Problem to solve >>
Every entry needs to be printed exactly, please.
>> BEGIN Data excerpts
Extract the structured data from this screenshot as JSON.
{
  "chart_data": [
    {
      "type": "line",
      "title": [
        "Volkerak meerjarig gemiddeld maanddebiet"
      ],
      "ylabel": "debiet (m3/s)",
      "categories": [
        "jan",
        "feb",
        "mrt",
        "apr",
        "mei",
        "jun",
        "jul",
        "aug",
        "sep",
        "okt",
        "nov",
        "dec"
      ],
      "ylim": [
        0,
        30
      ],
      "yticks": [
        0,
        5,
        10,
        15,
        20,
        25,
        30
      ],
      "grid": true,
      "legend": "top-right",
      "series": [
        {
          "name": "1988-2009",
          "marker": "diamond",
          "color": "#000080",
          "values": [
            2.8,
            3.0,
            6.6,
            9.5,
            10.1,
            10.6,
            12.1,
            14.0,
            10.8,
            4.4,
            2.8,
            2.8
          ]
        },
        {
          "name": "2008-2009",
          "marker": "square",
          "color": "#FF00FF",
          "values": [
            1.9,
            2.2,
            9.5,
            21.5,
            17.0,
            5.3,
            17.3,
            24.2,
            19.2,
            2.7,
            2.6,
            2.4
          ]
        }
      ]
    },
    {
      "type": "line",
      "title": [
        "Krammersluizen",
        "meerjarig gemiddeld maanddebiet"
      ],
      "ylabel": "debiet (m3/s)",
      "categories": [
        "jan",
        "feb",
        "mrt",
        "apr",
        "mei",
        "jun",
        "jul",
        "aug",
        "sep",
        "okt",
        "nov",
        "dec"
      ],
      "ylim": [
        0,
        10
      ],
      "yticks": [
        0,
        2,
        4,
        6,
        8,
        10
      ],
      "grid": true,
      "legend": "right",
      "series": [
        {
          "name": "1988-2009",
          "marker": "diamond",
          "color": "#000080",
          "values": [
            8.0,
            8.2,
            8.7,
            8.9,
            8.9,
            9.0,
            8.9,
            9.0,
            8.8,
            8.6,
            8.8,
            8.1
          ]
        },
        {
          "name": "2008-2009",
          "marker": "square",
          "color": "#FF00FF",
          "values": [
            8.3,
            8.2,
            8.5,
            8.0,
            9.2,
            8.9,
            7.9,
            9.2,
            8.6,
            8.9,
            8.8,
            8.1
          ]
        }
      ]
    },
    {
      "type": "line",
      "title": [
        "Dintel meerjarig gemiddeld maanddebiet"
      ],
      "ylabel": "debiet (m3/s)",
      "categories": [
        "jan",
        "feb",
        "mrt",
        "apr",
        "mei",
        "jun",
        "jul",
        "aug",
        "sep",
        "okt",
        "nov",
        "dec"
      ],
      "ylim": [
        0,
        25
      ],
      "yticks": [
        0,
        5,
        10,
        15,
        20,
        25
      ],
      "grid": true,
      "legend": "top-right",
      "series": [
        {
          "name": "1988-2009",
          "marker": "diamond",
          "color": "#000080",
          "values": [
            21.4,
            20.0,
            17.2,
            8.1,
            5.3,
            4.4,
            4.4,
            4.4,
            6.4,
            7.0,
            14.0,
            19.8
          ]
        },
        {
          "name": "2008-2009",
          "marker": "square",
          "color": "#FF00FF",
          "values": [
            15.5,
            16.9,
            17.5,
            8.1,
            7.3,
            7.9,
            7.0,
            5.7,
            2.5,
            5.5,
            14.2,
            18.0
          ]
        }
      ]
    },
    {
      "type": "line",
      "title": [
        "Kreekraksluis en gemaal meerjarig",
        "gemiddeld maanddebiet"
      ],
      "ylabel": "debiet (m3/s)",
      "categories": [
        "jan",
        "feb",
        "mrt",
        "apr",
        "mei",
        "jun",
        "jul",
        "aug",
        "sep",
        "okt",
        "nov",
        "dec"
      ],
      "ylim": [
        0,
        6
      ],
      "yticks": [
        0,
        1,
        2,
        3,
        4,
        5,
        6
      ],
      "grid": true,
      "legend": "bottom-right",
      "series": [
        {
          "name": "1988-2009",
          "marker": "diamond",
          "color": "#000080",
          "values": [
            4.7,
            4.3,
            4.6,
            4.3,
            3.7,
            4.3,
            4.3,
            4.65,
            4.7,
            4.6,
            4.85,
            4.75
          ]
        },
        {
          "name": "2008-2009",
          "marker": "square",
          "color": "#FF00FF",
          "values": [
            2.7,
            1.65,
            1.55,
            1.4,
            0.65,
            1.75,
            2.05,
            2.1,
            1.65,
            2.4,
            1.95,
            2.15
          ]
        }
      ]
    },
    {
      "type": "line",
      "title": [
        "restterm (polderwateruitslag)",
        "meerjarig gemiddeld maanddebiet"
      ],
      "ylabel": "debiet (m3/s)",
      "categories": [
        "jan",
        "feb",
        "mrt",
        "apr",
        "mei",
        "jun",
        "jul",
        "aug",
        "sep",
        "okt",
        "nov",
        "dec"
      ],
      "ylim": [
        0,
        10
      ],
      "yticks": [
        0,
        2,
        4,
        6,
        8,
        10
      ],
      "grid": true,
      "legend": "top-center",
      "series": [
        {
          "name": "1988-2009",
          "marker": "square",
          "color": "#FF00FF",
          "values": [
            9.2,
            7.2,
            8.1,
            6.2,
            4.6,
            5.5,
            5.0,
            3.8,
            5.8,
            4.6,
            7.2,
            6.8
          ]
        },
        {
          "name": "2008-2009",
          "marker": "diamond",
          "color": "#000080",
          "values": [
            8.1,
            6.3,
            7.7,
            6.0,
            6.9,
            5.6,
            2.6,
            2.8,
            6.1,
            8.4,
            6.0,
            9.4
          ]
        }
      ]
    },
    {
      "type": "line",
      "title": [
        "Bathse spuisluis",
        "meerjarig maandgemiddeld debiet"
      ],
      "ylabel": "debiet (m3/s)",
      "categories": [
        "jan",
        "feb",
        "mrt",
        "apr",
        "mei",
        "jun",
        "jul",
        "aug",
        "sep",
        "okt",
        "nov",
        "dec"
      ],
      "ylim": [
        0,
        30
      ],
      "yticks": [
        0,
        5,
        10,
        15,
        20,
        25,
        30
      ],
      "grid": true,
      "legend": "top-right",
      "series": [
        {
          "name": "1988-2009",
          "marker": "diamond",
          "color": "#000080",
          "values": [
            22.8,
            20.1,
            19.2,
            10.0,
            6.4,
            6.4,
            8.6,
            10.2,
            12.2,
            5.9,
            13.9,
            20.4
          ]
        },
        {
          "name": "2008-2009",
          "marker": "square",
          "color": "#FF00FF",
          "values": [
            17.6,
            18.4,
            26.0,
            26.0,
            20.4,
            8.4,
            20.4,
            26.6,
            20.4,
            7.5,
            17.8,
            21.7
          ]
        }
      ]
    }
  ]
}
>> END Data excerpts
Task result >>
Extract the structured data from this screenshot as JSON.
{
  "chart_data": [
    {
      "type": "line",
      "title": [
        "Volkerak meerjarig gemiddeld maanddebiet"
      ],
      "ylabel": "debiet (m3/s)",
      "categories": [
        "jan",
        "feb",
        "mrt",
        "apr",
        "mei",
        "jun",
        "jul",
        "aug",
        "sep",
        "okt",
        "nov",
        "dec"
      ],
      "ylim": [
        0,
        30
      ],
      "yticks": [
        0,
        5,
        10,
        15,
        20,
        25,
        30
      ],
      "grid": true,
      "legend": "top-right",
      "series": [
        {
          "name": "1988-2009",
          "marker": "diamond",
          "color": "#000080",
          "values": [
            2.8,
            3.0,
            6.6,
            9.5,
            10.1,
            10.6,
            12.1,
            14.0,
            10.8,
            4.4,
            2.8,
            2.8
          ]
        },
        {
          "name": "2008-2009",
          "marker": "square",
          "color": "#FF00FF",
          "values": [
            1.9,
            2.2,
            9.5,
            21.5,
            17.0,
            5.3,
            17.3,
            24.2,
            19.2,
            2.7,
            2.6,
            2.4
          ]
        }
      ]
    },
    {
      "type": "line",
      "title": [
        "Krammersluizen",
        "meerjarig gemiddeld maanddebiet"
      ],
      "ylabel": "debiet (m3/s)",
      "categories": [
        "jan",
        "feb",
        "mrt",
        "apr",
        "mei",
        "jun",
        "jul",
        "aug",
        "sep",
        "okt",
        "nov",
        "dec"
      ],
      "ylim": [
        0,
        10
      ],
      "yticks": [
        0,
        2,
        4,
        6,
        8,
        10
      ],
      "grid": true,
      "legend": "right",
      "series": [
        {
          "name": "1988-2009",
          "marker": "diamond",
          "color": "#000080",
          "values": [
            8.0,
            8.2,
            8.7,
            8.9,
            8.9,
            9.0,
            8.9,
            9.0,
            8.8,
            8.6,
            8.8,
            8.1
          ]
        },
        {
          "name": "2008-2009",
          "marker": "square",
          "color": "#FF00FF",
          "values": [
            8.3,
            8.2,
            8.5,
            8.0,
            9.2,
            8.9,
            7.9,
            9.2,
            8.6,
            8.9,
            8.8,
            8.1
          ]
        }
      ]
    },
    {
      "type": "line",
      "title": [
        "Dintel meerjarig gemiddeld maanddebiet"
      ],
      "ylabel": "debiet (m3/s)",
      "categories": [
        "jan",
        "feb",
        "mrt",
        "apr",
        "mei",
        "jun",
        "jul",
        "aug",
        "sep",
        "okt",
        "nov",
        "dec"
      ],
      "ylim": [
        0,
        25
      ],
      "yticks": [
        0,
        5,
        10,
        15,
        20,
        25
      ],
      "grid": true,
      "legend": "top-right",
      "series": [
        {
          "name": "1988-2009",
          "marker": "diamond",
          "color": "#000080",
          "values": [
            21.4,
            20.0,
            17.2,
            8.1,
            5.3,
            4.4,
            4.4,
            4.4,
            6.4,
            7.0,
            14.0,
            19.8
          ]
        },
        {
          "name": "2008-2009",
          "marker": "square",
          "color": "#FF00FF",
          "values": [
            15.5,
            16.9,
            17.5,
            8.1,
            7.3,
            7.9,
            7.0,
            5.7,
            2.5,
            5.5,
            14.2,
            18.0
          ]
        }
      ]
    },
    {
      "type": "line",
      "title": [
        "Kreekraksluis en gemaal meerjarig",
        "gemiddeld maanddebiet"
      ],
      "ylabel": "debiet (m3/s)",
      "categories": [
        "jan",
        "feb",
        "mrt",
        "apr",
        "mei",
        "jun",
        "jul",
        "aug",
        "sep",
        "okt",
        "nov",
        "dec"
      ],
      "ylim": [
        0,
        6
      ],
      "yticks": [
        0,
        1,
        2,
        3,
        4,
        5,
        6
      ],
      "grid": true,
      "legend": "bottom-right",
      "series": [
        {
          "name": "1988-2009",
          "marker": "diamond",
          "color": "#000080",
          "values": [
            4.7,
            4.3,
            4.6,
            4.3,
            3.7,
            4.3,
            4.3,
            4.65,
            4.7,
            4.6,
            4.85,
            4.75
          ]
        },
        {
          "name": "2008-2009",
          "marker": "square",
          "color": "#FF00FF",
          "values": [
            2.7,
            1.65,
            1.55,
            1.4,
            0.65,
            1.75,
            2.05,
            2.1,
            1.65,
            2.4,
            1.95,
            2.15
          ]
        }
      ]
    },
    {
      "type": "line",
      "title": [
        "restterm (polderwateruitslag)",
        "meerjarig gemiddeld maanddebiet"
      ],
      "ylabel": "debiet (m3/s)",
      "categories": [
        "jan",
        "feb",
        "mrt",
        "apr",
        "mei",
        "jun",
        "jul",
        "aug",
        "sep",
        "okt",
        "nov",
        "dec"
      ],
      "ylim": [
        0,
        10
      ],
      "yticks": [
        0,
        2,
        4,
        6,
        8,
        10
      ],
      "grid": true,
      "legend": "top-center",
      "series": [
        {
          "name": "1988-2009",
          "marker": "square",
          "color": "#FF00FF",
          "values": [
            9.2,
            7.2,
            8.1,
            6.2,
            4.6,
            5.5,
            5.0,
            3.8,
            5.8,
            4.6,
            7.2,
            6.8
          ]
        },
        {
          "name": "2008-2009",
          "marker": "diamond",
          "color": "#000080",
          "values": [
            8.1,
            6.3,
            7.7,
            6.0,
            6.9,
            5.6,
            2.6,
            2.8,
            6.1,
            8.4,
            6.0,
            9.4
          ]
        }
      ]
    },
    {
      "type": "line",
      "title": [
        "Bathse spuisluis",
        "meerjarig maandgemiddeld debiet"
      ],
      "ylabel": "debiet (m3/s)",
      "categories": [
        "jan",
        "feb",
        "mrt",
        "apr",
        "mei",
        "jun",
        "jul",
        "aug",
        "sep",
        "okt",
        "nov",
        "dec"
      ],
      "ylim": [
        0,
        30
      ],
      "yticks": [
        0,
        5,
        10,
        15,
        20,
        25,
        30
      ],
      "grid": true,
      "legend": "top-right",
      "series": [
        {
          "name": "1988-2009",
          "marker": "diamond",
          "color": "#000080",
          "values": [
            22.8,
            20.1,
            19.2,
            10.0,
            6.4,
            6.4,
            8.6,
            10.2,
            12.2,
            5.9,
            13.9,
            20.4
          ]
        },
        {
          "name": "2008-2009",
          "marker": "square",
          "color": "#FF00FF",
          "values": [
            17.6,
            18.4,
            26.0,
            26.0,
            20.4,
            8.4,
            20.4,
            26.6,
            20.4,
            7.5,
            17.8,
            21.7
          ]
        }
      ]
    }
  ]
}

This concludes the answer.